→ SUPPLIED DATA

###

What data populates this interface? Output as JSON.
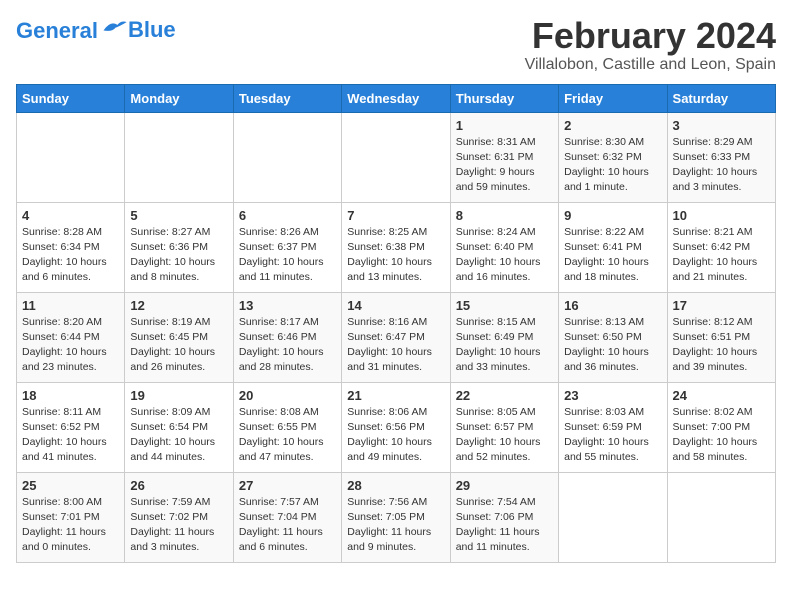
{
  "header": {
    "logo_line1": "General",
    "logo_line2": "Blue",
    "month_title": "February 2024",
    "location": "Villalobon, Castille and Leon, Spain"
  },
  "days_of_week": [
    "Sunday",
    "Monday",
    "Tuesday",
    "Wednesday",
    "Thursday",
    "Friday",
    "Saturday"
  ],
  "weeks": [
    [
      {
        "day": "",
        "info": ""
      },
      {
        "day": "",
        "info": ""
      },
      {
        "day": "",
        "info": ""
      },
      {
        "day": "",
        "info": ""
      },
      {
        "day": "1",
        "info": "Sunrise: 8:31 AM\nSunset: 6:31 PM\nDaylight: 9 hours\nand 59 minutes."
      },
      {
        "day": "2",
        "info": "Sunrise: 8:30 AM\nSunset: 6:32 PM\nDaylight: 10 hours\nand 1 minute."
      },
      {
        "day": "3",
        "info": "Sunrise: 8:29 AM\nSunset: 6:33 PM\nDaylight: 10 hours\nand 3 minutes."
      }
    ],
    [
      {
        "day": "4",
        "info": "Sunrise: 8:28 AM\nSunset: 6:34 PM\nDaylight: 10 hours\nand 6 minutes."
      },
      {
        "day": "5",
        "info": "Sunrise: 8:27 AM\nSunset: 6:36 PM\nDaylight: 10 hours\nand 8 minutes."
      },
      {
        "day": "6",
        "info": "Sunrise: 8:26 AM\nSunset: 6:37 PM\nDaylight: 10 hours\nand 11 minutes."
      },
      {
        "day": "7",
        "info": "Sunrise: 8:25 AM\nSunset: 6:38 PM\nDaylight: 10 hours\nand 13 minutes."
      },
      {
        "day": "8",
        "info": "Sunrise: 8:24 AM\nSunset: 6:40 PM\nDaylight: 10 hours\nand 16 minutes."
      },
      {
        "day": "9",
        "info": "Sunrise: 8:22 AM\nSunset: 6:41 PM\nDaylight: 10 hours\nand 18 minutes."
      },
      {
        "day": "10",
        "info": "Sunrise: 8:21 AM\nSunset: 6:42 PM\nDaylight: 10 hours\nand 21 minutes."
      }
    ],
    [
      {
        "day": "11",
        "info": "Sunrise: 8:20 AM\nSunset: 6:44 PM\nDaylight: 10 hours\nand 23 minutes."
      },
      {
        "day": "12",
        "info": "Sunrise: 8:19 AM\nSunset: 6:45 PM\nDaylight: 10 hours\nand 26 minutes."
      },
      {
        "day": "13",
        "info": "Sunrise: 8:17 AM\nSunset: 6:46 PM\nDaylight: 10 hours\nand 28 minutes."
      },
      {
        "day": "14",
        "info": "Sunrise: 8:16 AM\nSunset: 6:47 PM\nDaylight: 10 hours\nand 31 minutes."
      },
      {
        "day": "15",
        "info": "Sunrise: 8:15 AM\nSunset: 6:49 PM\nDaylight: 10 hours\nand 33 minutes."
      },
      {
        "day": "16",
        "info": "Sunrise: 8:13 AM\nSunset: 6:50 PM\nDaylight: 10 hours\nand 36 minutes."
      },
      {
        "day": "17",
        "info": "Sunrise: 8:12 AM\nSunset: 6:51 PM\nDaylight: 10 hours\nand 39 minutes."
      }
    ],
    [
      {
        "day": "18",
        "info": "Sunrise: 8:11 AM\nSunset: 6:52 PM\nDaylight: 10 hours\nand 41 minutes."
      },
      {
        "day": "19",
        "info": "Sunrise: 8:09 AM\nSunset: 6:54 PM\nDaylight: 10 hours\nand 44 minutes."
      },
      {
        "day": "20",
        "info": "Sunrise: 8:08 AM\nSunset: 6:55 PM\nDaylight: 10 hours\nand 47 minutes."
      },
      {
        "day": "21",
        "info": "Sunrise: 8:06 AM\nSunset: 6:56 PM\nDaylight: 10 hours\nand 49 minutes."
      },
      {
        "day": "22",
        "info": "Sunrise: 8:05 AM\nSunset: 6:57 PM\nDaylight: 10 hours\nand 52 minutes."
      },
      {
        "day": "23",
        "info": "Sunrise: 8:03 AM\nSunset: 6:59 PM\nDaylight: 10 hours\nand 55 minutes."
      },
      {
        "day": "24",
        "info": "Sunrise: 8:02 AM\nSunset: 7:00 PM\nDaylight: 10 hours\nand 58 minutes."
      }
    ],
    [
      {
        "day": "25",
        "info": "Sunrise: 8:00 AM\nSunset: 7:01 PM\nDaylight: 11 hours\nand 0 minutes."
      },
      {
        "day": "26",
        "info": "Sunrise: 7:59 AM\nSunset: 7:02 PM\nDaylight: 11 hours\nand 3 minutes."
      },
      {
        "day": "27",
        "info": "Sunrise: 7:57 AM\nSunset: 7:04 PM\nDaylight: 11 hours\nand 6 minutes."
      },
      {
        "day": "28",
        "info": "Sunrise: 7:56 AM\nSunset: 7:05 PM\nDaylight: 11 hours\nand 9 minutes."
      },
      {
        "day": "29",
        "info": "Sunrise: 7:54 AM\nSunset: 7:06 PM\nDaylight: 11 hours\nand 11 minutes."
      },
      {
        "day": "",
        "info": ""
      },
      {
        "day": "",
        "info": ""
      }
    ]
  ]
}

###

→ GIVEN INSTRUCTION
Reproduce the entries above word for word. Pictures stay out.

→ ANSWER
What data populates this interface? Output as JSON.
{
  "header": {
    "logo_line1": "General",
    "logo_line2": "Blue",
    "month_title": "February 2024",
    "location": "Villalobon, Castille and Leon, Spain"
  },
  "days_of_week": [
    "Sunday",
    "Monday",
    "Tuesday",
    "Wednesday",
    "Thursday",
    "Friday",
    "Saturday"
  ],
  "weeks": [
    [
      {
        "day": "",
        "info": ""
      },
      {
        "day": "",
        "info": ""
      },
      {
        "day": "",
        "info": ""
      },
      {
        "day": "",
        "info": ""
      },
      {
        "day": "1",
        "info": "Sunrise: 8:31 AM\nSunset: 6:31 PM\nDaylight: 9 hours\nand 59 minutes."
      },
      {
        "day": "2",
        "info": "Sunrise: 8:30 AM\nSunset: 6:32 PM\nDaylight: 10 hours\nand 1 minute."
      },
      {
        "day": "3",
        "info": "Sunrise: 8:29 AM\nSunset: 6:33 PM\nDaylight: 10 hours\nand 3 minutes."
      }
    ],
    [
      {
        "day": "4",
        "info": "Sunrise: 8:28 AM\nSunset: 6:34 PM\nDaylight: 10 hours\nand 6 minutes."
      },
      {
        "day": "5",
        "info": "Sunrise: 8:27 AM\nSunset: 6:36 PM\nDaylight: 10 hours\nand 8 minutes."
      },
      {
        "day": "6",
        "info": "Sunrise: 8:26 AM\nSunset: 6:37 PM\nDaylight: 10 hours\nand 11 minutes."
      },
      {
        "day": "7",
        "info": "Sunrise: 8:25 AM\nSunset: 6:38 PM\nDaylight: 10 hours\nand 13 minutes."
      },
      {
        "day": "8",
        "info": "Sunrise: 8:24 AM\nSunset: 6:40 PM\nDaylight: 10 hours\nand 16 minutes."
      },
      {
        "day": "9",
        "info": "Sunrise: 8:22 AM\nSunset: 6:41 PM\nDaylight: 10 hours\nand 18 minutes."
      },
      {
        "day": "10",
        "info": "Sunrise: 8:21 AM\nSunset: 6:42 PM\nDaylight: 10 hours\nand 21 minutes."
      }
    ],
    [
      {
        "day": "11",
        "info": "Sunrise: 8:20 AM\nSunset: 6:44 PM\nDaylight: 10 hours\nand 23 minutes."
      },
      {
        "day": "12",
        "info": "Sunrise: 8:19 AM\nSunset: 6:45 PM\nDaylight: 10 hours\nand 26 minutes."
      },
      {
        "day": "13",
        "info": "Sunrise: 8:17 AM\nSunset: 6:46 PM\nDaylight: 10 hours\nand 28 minutes."
      },
      {
        "day": "14",
        "info": "Sunrise: 8:16 AM\nSunset: 6:47 PM\nDaylight: 10 hours\nand 31 minutes."
      },
      {
        "day": "15",
        "info": "Sunrise: 8:15 AM\nSunset: 6:49 PM\nDaylight: 10 hours\nand 33 minutes."
      },
      {
        "day": "16",
        "info": "Sunrise: 8:13 AM\nSunset: 6:50 PM\nDaylight: 10 hours\nand 36 minutes."
      },
      {
        "day": "17",
        "info": "Sunrise: 8:12 AM\nSunset: 6:51 PM\nDaylight: 10 hours\nand 39 minutes."
      }
    ],
    [
      {
        "day": "18",
        "info": "Sunrise: 8:11 AM\nSunset: 6:52 PM\nDaylight: 10 hours\nand 41 minutes."
      },
      {
        "day": "19",
        "info": "Sunrise: 8:09 AM\nSunset: 6:54 PM\nDaylight: 10 hours\nand 44 minutes."
      },
      {
        "day": "20",
        "info": "Sunrise: 8:08 AM\nSunset: 6:55 PM\nDaylight: 10 hours\nand 47 minutes."
      },
      {
        "day": "21",
        "info": "Sunrise: 8:06 AM\nSunset: 6:56 PM\nDaylight: 10 hours\nand 49 minutes."
      },
      {
        "day": "22",
        "info": "Sunrise: 8:05 AM\nSunset: 6:57 PM\nDaylight: 10 hours\nand 52 minutes."
      },
      {
        "day": "23",
        "info": "Sunrise: 8:03 AM\nSunset: 6:59 PM\nDaylight: 10 hours\nand 55 minutes."
      },
      {
        "day": "24",
        "info": "Sunrise: 8:02 AM\nSunset: 7:00 PM\nDaylight: 10 hours\nand 58 minutes."
      }
    ],
    [
      {
        "day": "25",
        "info": "Sunrise: 8:00 AM\nSunset: 7:01 PM\nDaylight: 11 hours\nand 0 minutes."
      },
      {
        "day": "26",
        "info": "Sunrise: 7:59 AM\nSunset: 7:02 PM\nDaylight: 11 hours\nand 3 minutes."
      },
      {
        "day": "27",
        "info": "Sunrise: 7:57 AM\nSunset: 7:04 PM\nDaylight: 11 hours\nand 6 minutes."
      },
      {
        "day": "28",
        "info": "Sunrise: 7:56 AM\nSunset: 7:05 PM\nDaylight: 11 hours\nand 9 minutes."
      },
      {
        "day": "29",
        "info": "Sunrise: 7:54 AM\nSunset: 7:06 PM\nDaylight: 11 hours\nand 11 minutes."
      },
      {
        "day": "",
        "info": ""
      },
      {
        "day": "",
        "info": ""
      }
    ]
  ]
}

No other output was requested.